__WRITTEN TASK__:
Every record should be repeated exactly, except that pictures are left out.

__RECORDS FOR PROCESSING__:
===============
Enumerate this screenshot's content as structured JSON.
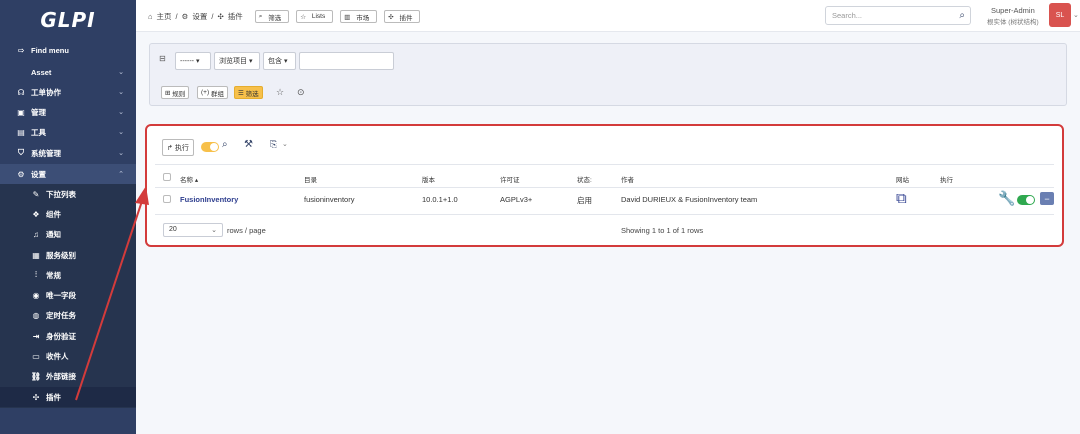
{
  "sidebar": {
    "logo": "GLPI",
    "find_menu": "Find menu",
    "items": [
      {
        "label": "Asset"
      },
      {
        "label": "工单协作"
      },
      {
        "label": "管理"
      },
      {
        "label": "工具"
      },
      {
        "label": "系统管理"
      },
      {
        "label": "设置"
      }
    ],
    "sub_items": [
      {
        "label": "下拉列表"
      },
      {
        "label": "组件"
      },
      {
        "label": "通知"
      },
      {
        "label": "服务级别"
      },
      {
        "label": "常规"
      },
      {
        "label": "唯一字段"
      },
      {
        "label": "定时任务"
      },
      {
        "label": "身份验证"
      },
      {
        "label": "收件人"
      },
      {
        "label": "外部链接"
      },
      {
        "label": "插件"
      }
    ]
  },
  "topbar": {
    "breadcrumb_home": "主页",
    "breadcrumb_settings": "设置",
    "breadcrumb_plugins": "插件",
    "btn_filter": "筛选",
    "btn_lists": "Lists",
    "btn_market": "市场",
    "btn_plugins": "插件",
    "search_placeholder": "Search...",
    "user_name": "Super-Admin",
    "user_entity": "根实体 (树状结构)",
    "avatar_initials": "SL"
  },
  "filter": {
    "field_select": "------",
    "item_select": "浏览项目",
    "op_select": "包含",
    "value": "",
    "btn_rule": "规则",
    "btn_group": "群组",
    "btn_search": "筛选"
  },
  "results": {
    "btn_execute": "执行",
    "columns": [
      "名称",
      "目录",
      "版本",
      "许可证",
      "状态:",
      "作者",
      "网站",
      "执行"
    ],
    "rows": [
      {
        "name": "FusionInventory",
        "directory": "fusioninventory",
        "version": "10.0.1+1.0",
        "license": "AGPLv3+",
        "status": "启用",
        "author": "David DURIEUX & FusionInventory team"
      }
    ],
    "page_size": "20",
    "rows_per_page": "rows / page",
    "showing": "Showing 1 to 1 of 1 rows"
  },
  "colors": {
    "sidebar_bg": "#2f3f64",
    "accent_yellow": "#f7c04a",
    "annotation_red": "#d33b3b",
    "toggle_green": "#2fa84f",
    "link_blue": "#2f3f8f"
  }
}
===============
__SOLUTION TO THIS TASK__:
Enumerate this screenshot's content as structured JSON.
{
  "sidebar": {
    "logo": "GLPI",
    "find_menu": "Find menu",
    "items": [
      {
        "label": "Asset"
      },
      {
        "label": "工单协作"
      },
      {
        "label": "管理"
      },
      {
        "label": "工具"
      },
      {
        "label": "系统管理"
      },
      {
        "label": "设置"
      }
    ],
    "sub_items": [
      {
        "label": "下拉列表"
      },
      {
        "label": "组件"
      },
      {
        "label": "通知"
      },
      {
        "label": "服务级别"
      },
      {
        "label": "常规"
      },
      {
        "label": "唯一字段"
      },
      {
        "label": "定时任务"
      },
      {
        "label": "身份验证"
      },
      {
        "label": "收件人"
      },
      {
        "label": "外部链接"
      },
      {
        "label": "插件"
      }
    ]
  },
  "topbar": {
    "breadcrumb_home": "主页",
    "breadcrumb_settings": "设置",
    "breadcrumb_plugins": "插件",
    "btn_filter": "筛选",
    "btn_lists": "Lists",
    "btn_market": "市场",
    "btn_plugins": "插件",
    "search_placeholder": "Search...",
    "user_name": "Super-Admin",
    "user_entity": "根实体 (树状结构)",
    "avatar_initials": "SL"
  },
  "filter": {
    "field_select": "------",
    "item_select": "浏览项目",
    "op_select": "包含",
    "value": "",
    "btn_rule": "规则",
    "btn_group": "群组",
    "btn_search": "筛选"
  },
  "results": {
    "btn_execute": "执行",
    "columns": [
      "名称",
      "目录",
      "版本",
      "许可证",
      "状态:",
      "作者",
      "网站",
      "执行"
    ],
    "rows": [
      {
        "name": "FusionInventory",
        "directory": "fusioninventory",
        "version": "10.0.1+1.0",
        "license": "AGPLv3+",
        "status": "启用",
        "author": "David DURIEUX & FusionInventory team"
      }
    ],
    "page_size": "20",
    "rows_per_page": "rows / page",
    "showing": "Showing 1 to 1 of 1 rows"
  },
  "colors": {
    "sidebar_bg": "#2f3f64",
    "accent_yellow": "#f7c04a",
    "annotation_red": "#d33b3b",
    "toggle_green": "#2fa84f",
    "link_blue": "#2f3f8f"
  }
}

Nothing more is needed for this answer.